3. Durante milenios, se consideraba la guerra como un medio de conquista y de gloria más bien habitual y aceptable para las naciones en expansión o que afirmaban con fuerza su voluntad de supremacía y de dominio sobre otros pueblos, y para los conquistadores y estrategas de talento a la búsqueda de laureles y de poder. No necesito volver a trazar ante ustedes la larga, costosa e irregular evolución, que ha conducido poco a poco a la humanidad a tomar conciencia del carácter moralmente inadmisible de tal concepción y de los comportamientos que en ella se inspiran. Cada vez más los príncipes y los pueblos que han seguido haciendo la guerra —¡Dios sabe cuántos han sido!— han sentido la necesidad de rechazar el admitir que habían tomado la iniciativa o de invocar fuertes y casi ineludibles razones para tomar las armas. Ahora que se reconoce, como principio del derecho internacional moderno, la renuncia al uso de la fuerza e incluso a la amenaza de recurrir a ella para hacer valer los propios derechos reales o presuntos, se admite tan sólo que es legítimo recurrir a las armas en los casos de una guerra impuesta o en la necesidad de defenderse. Incluso el recurso a “lanzar el primer golpe” para prevenir un ataque sospechado o temido de la otra parte se somete, en teoría, a tales condiciones que cada cual prefiere no parecer su responsable.

INSTRUCCIÓN ESCRITA 1 —
Según el fragmento sobre la guerra, ¿en qué casos se admite hoy que es legítimo recurrir a las armas?

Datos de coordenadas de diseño

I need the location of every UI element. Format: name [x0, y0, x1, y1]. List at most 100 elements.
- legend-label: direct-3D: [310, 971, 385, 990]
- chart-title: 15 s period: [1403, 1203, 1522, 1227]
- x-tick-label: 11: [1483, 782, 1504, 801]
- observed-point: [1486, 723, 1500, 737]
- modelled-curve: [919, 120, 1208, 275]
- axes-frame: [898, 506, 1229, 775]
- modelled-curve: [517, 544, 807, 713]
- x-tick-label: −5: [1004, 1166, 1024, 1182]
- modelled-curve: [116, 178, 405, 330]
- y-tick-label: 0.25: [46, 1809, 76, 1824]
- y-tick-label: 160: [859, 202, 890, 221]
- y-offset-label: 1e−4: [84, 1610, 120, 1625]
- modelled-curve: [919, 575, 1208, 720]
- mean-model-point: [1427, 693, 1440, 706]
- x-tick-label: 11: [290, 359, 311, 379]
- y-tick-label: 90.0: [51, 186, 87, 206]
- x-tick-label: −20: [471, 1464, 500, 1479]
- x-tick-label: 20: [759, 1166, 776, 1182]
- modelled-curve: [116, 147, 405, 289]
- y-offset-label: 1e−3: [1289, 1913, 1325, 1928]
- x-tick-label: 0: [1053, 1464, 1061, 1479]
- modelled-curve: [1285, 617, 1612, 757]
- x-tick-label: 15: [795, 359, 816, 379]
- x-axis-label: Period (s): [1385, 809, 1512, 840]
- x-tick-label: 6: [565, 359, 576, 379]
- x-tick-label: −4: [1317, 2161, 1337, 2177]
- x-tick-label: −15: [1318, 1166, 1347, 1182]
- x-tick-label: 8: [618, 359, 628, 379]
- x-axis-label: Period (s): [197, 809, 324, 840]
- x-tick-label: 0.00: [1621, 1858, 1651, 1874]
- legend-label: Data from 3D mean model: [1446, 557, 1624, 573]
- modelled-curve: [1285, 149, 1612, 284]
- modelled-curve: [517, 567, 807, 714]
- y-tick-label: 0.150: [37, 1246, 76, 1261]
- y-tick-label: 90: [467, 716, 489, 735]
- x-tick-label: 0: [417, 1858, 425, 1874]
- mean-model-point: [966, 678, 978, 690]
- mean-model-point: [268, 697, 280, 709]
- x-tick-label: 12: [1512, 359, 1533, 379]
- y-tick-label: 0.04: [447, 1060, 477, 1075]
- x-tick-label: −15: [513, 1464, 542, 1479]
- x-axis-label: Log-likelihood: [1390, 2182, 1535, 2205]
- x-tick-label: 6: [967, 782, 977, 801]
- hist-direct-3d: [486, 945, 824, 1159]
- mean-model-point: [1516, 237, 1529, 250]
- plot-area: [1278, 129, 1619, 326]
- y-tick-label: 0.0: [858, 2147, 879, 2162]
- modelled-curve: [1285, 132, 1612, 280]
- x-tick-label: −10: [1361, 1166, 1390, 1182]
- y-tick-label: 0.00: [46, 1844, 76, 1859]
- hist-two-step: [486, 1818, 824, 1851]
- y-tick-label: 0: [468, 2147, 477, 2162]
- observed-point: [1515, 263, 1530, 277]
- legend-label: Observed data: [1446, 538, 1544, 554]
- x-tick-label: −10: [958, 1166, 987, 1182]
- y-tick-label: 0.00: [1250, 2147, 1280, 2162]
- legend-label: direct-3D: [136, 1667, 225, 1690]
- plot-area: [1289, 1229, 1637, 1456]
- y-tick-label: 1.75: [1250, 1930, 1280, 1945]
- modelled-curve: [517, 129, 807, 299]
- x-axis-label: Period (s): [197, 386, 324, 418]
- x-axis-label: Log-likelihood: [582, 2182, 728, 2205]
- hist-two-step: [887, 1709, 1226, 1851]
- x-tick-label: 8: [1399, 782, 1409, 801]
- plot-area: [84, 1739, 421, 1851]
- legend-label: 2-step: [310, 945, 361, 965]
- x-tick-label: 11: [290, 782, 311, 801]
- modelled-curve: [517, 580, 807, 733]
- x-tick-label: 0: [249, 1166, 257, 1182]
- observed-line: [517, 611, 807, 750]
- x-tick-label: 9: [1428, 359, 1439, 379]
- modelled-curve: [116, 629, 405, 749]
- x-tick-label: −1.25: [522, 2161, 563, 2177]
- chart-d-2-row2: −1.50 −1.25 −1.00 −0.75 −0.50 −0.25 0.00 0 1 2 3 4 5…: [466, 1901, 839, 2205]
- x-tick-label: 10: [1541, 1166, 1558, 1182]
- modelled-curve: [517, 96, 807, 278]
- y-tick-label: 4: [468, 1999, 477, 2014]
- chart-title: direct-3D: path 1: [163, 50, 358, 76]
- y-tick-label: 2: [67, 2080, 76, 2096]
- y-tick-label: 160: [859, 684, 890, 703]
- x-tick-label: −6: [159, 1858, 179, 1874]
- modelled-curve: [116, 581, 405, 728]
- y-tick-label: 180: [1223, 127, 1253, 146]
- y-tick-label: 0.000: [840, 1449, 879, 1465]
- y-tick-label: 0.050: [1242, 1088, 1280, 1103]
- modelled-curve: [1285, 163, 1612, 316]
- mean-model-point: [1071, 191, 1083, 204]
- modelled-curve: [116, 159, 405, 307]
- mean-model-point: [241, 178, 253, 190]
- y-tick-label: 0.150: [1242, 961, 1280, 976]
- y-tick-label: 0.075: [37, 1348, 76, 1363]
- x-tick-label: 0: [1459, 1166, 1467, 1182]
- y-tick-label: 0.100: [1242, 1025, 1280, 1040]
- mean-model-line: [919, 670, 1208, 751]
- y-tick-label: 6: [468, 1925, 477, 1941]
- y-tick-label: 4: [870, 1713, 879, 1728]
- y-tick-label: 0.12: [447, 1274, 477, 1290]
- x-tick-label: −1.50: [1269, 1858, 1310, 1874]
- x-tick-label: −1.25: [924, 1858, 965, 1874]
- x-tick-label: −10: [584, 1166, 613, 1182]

INSTRUCCIÓN ESCRITA 2 —
Transcribe sin cambios las líneas de los registros desde la primera hasta la que contiene "- modelled-curve: [1285, 617, 1612, 757]", incluida esta última.

RESULTADO CORRECTO 1 —
En los casos de una guerra impuesta o en la necesidad de defenderse.

RESULTADO CORRECTO 2 —
I need the location of every UI element. Format: name [x0, y0, x1, y1]. List at most 100 elements.
- legend-label: direct-3D: [310, 971, 385, 990]
- chart-title: 15 s period: [1403, 1203, 1522, 1227]
- x-tick-label: 11: [1483, 782, 1504, 801]
- observed-point: [1486, 723, 1500, 737]
- modelled-curve: [919, 120, 1208, 275]
- axes-frame: [898, 506, 1229, 775]
- modelled-curve: [517, 544, 807, 713]
- x-tick-label: −5: [1004, 1166, 1024, 1182]
- modelled-curve: [116, 178, 405, 330]
- y-tick-label: 0.25: [46, 1809, 76, 1824]
- y-tick-label: 160: [859, 202, 890, 221]
- y-offset-label: 1e−4: [84, 1610, 120, 1625]
- modelled-curve: [919, 575, 1208, 720]
- mean-model-point: [1427, 693, 1440, 706]
- x-tick-label: 11: [290, 359, 311, 379]
- y-tick-label: 90.0: [51, 186, 87, 206]
- x-tick-label: −20: [471, 1464, 500, 1479]
- x-tick-label: 20: [759, 1166, 776, 1182]
- modelled-curve: [116, 147, 405, 289]
- y-offset-label: 1e−3: [1289, 1913, 1325, 1928]
- x-tick-label: 0: [1053, 1464, 1061, 1479]
- modelled-curve: [1285, 617, 1612, 757]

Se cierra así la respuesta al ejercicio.